▸ EXERCISE OBJECTIVE
Report each line of the data that includes the word "βασιλεύς".

▸ Dataset entries
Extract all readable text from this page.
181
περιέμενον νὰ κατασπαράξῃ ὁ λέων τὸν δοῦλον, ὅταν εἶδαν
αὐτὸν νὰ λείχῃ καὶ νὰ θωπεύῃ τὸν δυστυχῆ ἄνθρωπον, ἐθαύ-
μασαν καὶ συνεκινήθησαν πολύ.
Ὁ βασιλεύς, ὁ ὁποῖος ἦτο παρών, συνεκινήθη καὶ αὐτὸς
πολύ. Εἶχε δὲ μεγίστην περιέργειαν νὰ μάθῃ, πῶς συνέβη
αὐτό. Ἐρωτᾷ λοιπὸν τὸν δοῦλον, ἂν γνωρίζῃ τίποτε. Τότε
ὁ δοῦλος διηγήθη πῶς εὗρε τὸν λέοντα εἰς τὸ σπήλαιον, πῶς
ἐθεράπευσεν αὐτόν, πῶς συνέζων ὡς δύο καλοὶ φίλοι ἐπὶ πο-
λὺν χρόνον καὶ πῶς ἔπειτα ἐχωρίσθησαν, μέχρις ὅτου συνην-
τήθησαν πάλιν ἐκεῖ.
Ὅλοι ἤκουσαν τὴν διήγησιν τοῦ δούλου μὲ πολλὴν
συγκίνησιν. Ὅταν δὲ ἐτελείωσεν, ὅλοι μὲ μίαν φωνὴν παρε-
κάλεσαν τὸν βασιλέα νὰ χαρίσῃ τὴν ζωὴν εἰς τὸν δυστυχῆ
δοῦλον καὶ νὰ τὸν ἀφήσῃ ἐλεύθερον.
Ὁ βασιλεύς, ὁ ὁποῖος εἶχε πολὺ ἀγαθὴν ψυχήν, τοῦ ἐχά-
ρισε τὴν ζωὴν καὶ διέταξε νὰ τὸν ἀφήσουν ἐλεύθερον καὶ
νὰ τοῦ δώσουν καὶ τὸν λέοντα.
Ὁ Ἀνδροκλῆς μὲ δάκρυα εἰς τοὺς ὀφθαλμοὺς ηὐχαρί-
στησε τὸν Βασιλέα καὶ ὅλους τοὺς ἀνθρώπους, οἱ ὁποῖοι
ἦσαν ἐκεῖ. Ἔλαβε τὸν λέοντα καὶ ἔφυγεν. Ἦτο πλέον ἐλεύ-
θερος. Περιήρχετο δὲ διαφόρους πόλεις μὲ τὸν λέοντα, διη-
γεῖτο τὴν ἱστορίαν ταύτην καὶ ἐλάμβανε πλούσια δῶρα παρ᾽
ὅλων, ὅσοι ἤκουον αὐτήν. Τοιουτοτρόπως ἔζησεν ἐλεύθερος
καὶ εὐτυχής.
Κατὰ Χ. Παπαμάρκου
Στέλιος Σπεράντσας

▸ RESPONSE FOR THIS EXERCISE
Ὁ βασιλεύς, ὁ ὁποῖος ἦτο παρών, συνεκινήθη καὶ αὐτὸς
Ὁ βασιλεύς, ὁ ὁποῖος εἶχε πολὺ ἀγαθὴν ψυχήν, τοῦ ἐχά-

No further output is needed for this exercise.